• [DATA EXTRACT]
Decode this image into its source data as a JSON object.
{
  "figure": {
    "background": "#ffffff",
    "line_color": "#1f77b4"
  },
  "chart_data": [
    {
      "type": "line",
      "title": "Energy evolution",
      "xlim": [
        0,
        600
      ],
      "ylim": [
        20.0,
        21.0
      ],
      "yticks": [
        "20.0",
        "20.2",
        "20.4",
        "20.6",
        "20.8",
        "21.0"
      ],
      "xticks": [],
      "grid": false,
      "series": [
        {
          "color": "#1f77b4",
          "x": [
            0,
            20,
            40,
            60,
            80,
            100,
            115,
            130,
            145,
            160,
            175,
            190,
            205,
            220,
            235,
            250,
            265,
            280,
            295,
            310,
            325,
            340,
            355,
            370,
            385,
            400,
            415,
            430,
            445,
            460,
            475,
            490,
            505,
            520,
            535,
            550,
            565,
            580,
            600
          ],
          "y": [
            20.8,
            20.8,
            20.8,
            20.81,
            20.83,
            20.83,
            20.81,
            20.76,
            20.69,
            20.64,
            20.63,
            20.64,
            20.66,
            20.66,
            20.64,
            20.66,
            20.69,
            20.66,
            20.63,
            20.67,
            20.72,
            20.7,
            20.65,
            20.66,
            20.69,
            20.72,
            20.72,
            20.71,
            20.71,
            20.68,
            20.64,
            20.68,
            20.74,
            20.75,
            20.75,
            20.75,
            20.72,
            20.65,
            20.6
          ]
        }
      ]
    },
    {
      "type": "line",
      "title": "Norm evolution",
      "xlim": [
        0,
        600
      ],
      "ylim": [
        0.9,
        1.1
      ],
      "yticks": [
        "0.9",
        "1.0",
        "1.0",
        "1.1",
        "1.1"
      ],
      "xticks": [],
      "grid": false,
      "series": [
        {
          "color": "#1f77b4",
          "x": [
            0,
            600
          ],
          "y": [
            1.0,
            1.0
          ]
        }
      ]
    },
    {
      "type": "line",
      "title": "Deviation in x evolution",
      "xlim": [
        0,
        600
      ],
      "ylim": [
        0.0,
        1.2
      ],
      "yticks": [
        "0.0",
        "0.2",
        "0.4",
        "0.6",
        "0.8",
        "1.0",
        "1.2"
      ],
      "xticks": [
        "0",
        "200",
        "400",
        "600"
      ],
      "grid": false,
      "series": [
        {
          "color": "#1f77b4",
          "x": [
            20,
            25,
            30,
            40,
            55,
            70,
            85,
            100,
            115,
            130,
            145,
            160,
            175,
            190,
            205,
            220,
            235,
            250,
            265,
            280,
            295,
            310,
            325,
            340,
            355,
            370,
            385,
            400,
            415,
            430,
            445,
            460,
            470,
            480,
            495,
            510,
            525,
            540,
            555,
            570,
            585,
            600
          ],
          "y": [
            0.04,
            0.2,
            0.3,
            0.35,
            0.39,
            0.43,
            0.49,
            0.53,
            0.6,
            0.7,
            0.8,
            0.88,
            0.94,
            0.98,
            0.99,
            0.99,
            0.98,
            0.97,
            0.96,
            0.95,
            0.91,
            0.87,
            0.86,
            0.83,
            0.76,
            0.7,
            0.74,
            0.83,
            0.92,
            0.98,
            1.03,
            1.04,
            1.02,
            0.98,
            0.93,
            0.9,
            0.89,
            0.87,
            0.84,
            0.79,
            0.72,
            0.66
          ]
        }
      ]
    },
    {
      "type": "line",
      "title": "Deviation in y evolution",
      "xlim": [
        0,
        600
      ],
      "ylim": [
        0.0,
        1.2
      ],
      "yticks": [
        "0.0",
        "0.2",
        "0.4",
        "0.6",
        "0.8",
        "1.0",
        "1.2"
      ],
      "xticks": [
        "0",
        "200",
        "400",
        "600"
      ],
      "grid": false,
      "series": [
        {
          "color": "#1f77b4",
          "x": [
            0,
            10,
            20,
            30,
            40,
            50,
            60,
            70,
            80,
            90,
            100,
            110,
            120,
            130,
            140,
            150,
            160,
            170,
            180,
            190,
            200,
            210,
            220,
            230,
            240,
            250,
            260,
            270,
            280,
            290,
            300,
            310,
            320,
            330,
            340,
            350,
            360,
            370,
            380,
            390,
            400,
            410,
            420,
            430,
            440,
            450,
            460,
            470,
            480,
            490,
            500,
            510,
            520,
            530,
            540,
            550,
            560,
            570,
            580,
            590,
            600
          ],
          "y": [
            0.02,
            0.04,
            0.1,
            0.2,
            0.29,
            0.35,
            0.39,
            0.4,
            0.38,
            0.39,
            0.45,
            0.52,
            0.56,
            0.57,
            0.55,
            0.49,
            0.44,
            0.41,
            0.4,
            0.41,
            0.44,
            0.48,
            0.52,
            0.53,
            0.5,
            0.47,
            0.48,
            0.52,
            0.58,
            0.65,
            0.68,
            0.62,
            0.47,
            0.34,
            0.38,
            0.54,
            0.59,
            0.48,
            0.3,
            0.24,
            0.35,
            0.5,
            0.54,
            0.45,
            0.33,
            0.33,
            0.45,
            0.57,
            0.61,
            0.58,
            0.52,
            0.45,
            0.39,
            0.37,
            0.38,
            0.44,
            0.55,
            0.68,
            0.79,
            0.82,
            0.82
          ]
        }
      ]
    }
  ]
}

• [DIRECTIONS FOR THIS TASK]
Pull out all lines containing "Deviation".

• [FINISHED ANSWER]
      "title": "Deviation in x evolution",
      "title": "Deviation in y evolution",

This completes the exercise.